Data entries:

— BEGIN —

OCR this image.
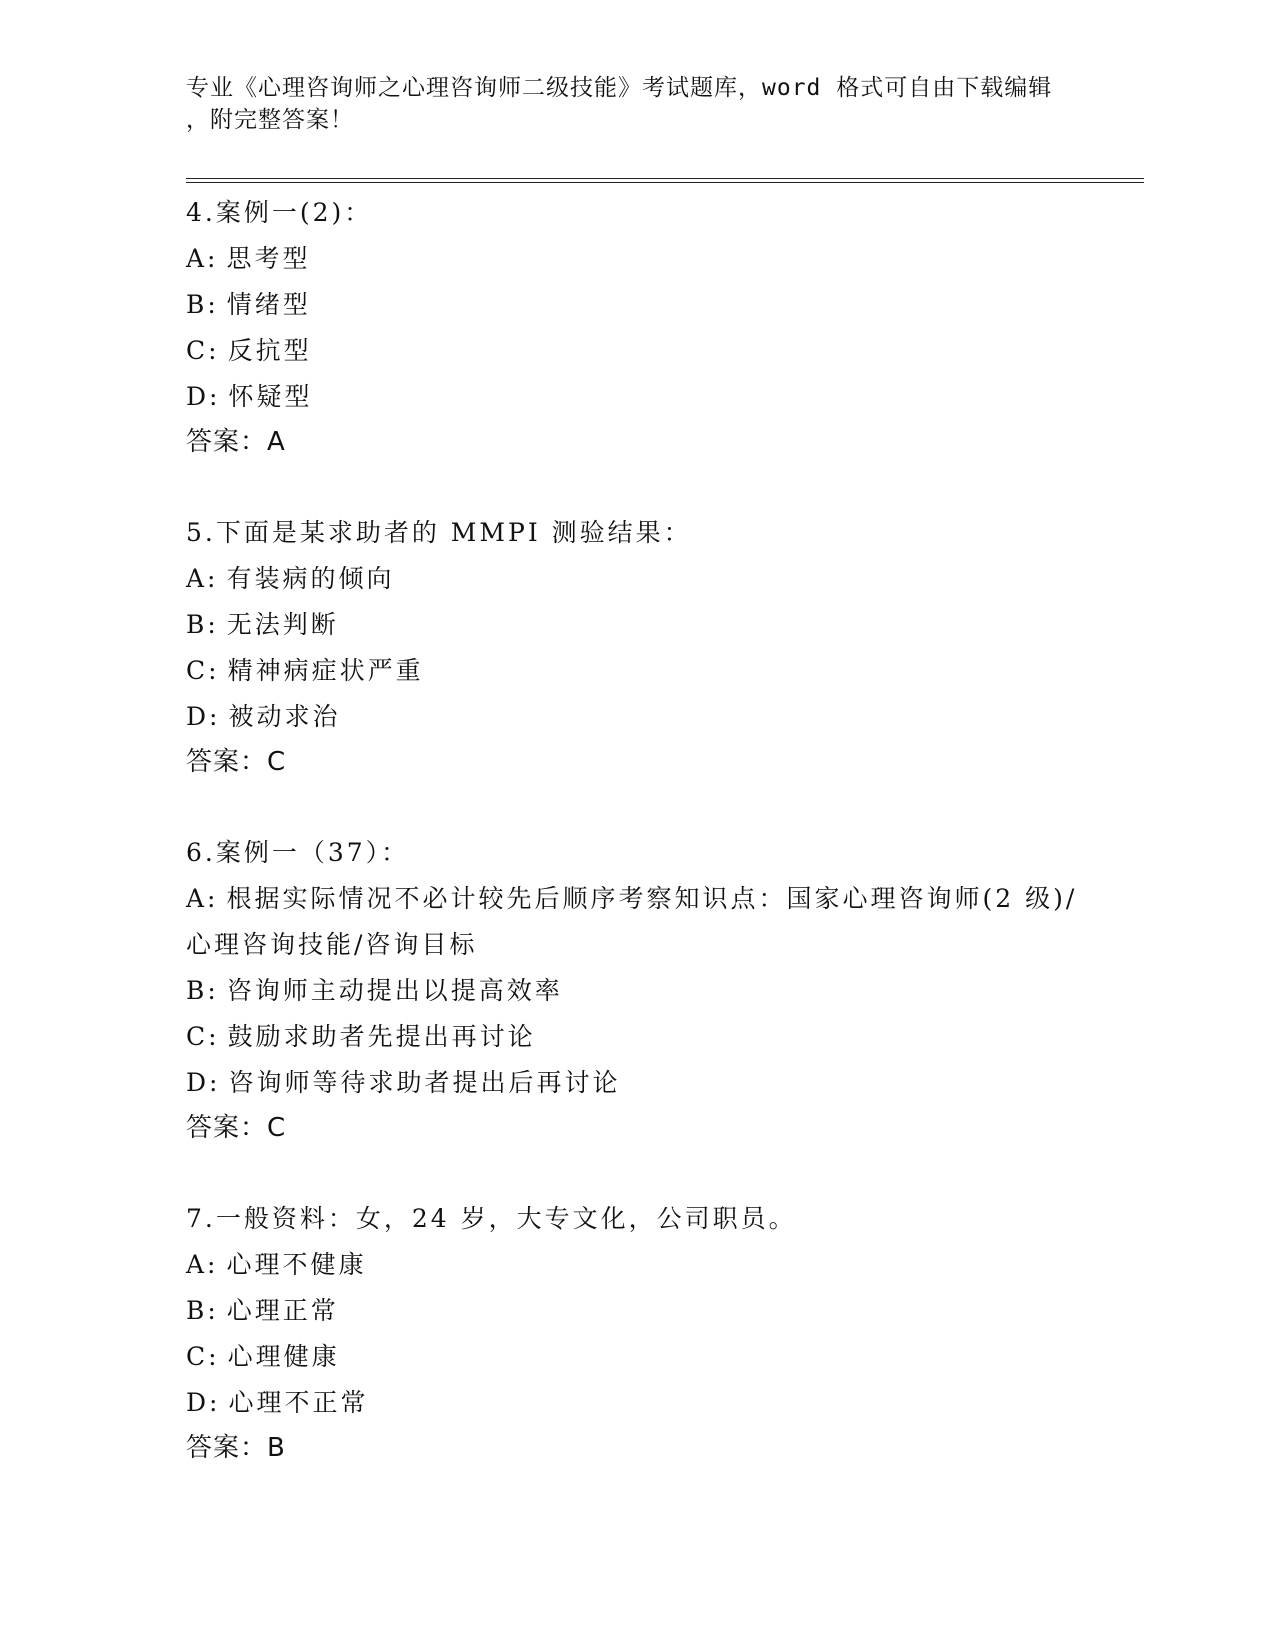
专业《心理咨询师之心理咨询师二级技能》考试题库，word 格式可自由下载编辑
，附完整答案！
4.案例一(2)：
A: 思考型
B: 情绪型
C: 反抗型
D: 怀疑型
答案：A
5.下面是某求助者的 MMPI 测验结果：
A: 有装病的倾向
B: 无法判断
C: 精神病症状严重
D: 被动求治
答案：C
6.案例一（37）：
A: 根据实际情况不必计较先后顺序考察知识点：国家心理咨询师(2 级)/心理咨询技能/咨询目标
B: 咨询师主动提出以提高效率
C: 鼓励求助者先提出再讨论
D: 咨询师等待求助者提出后再讨论
答案：C
7.一般资料：女，24 岁，大专文化，公司职员。
A: 心理不健康
B: 心理正常
C: 心理健康
D: 心理不正常
答案：B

— END —

Given exercise: Repeat the listing in full and exactly. Leave any pictures out.

Solution below:
OCR this image.
专业《心理咨询师之心理咨询师二级技能》考试题库，word 格式可自由下载编辑
，附完整答案！
4.案例一(2)：
A: 思考型
B: 情绪型
C: 反抗型
D: 怀疑型
答案：A
5.下面是某求助者的 MMPI 测验结果：
A: 有装病的倾向
B: 无法判断
C: 精神病症状严重
D: 被动求治
答案：C
6.案例一（37）：
A: 根据实际情况不必计较先后顺序考察知识点：国家心理咨询师(2 级)/心理咨询技能/咨询目标
B: 咨询师主动提出以提高效率
C: 鼓励求助者先提出再讨论
D: 咨询师等待求助者提出后再讨论
答案：C
7.一般资料：女，24 岁，大专文化，公司职员。
A: 心理不健康
B: 心理正常
C: 心理健康
D: 心理不正常
答案：B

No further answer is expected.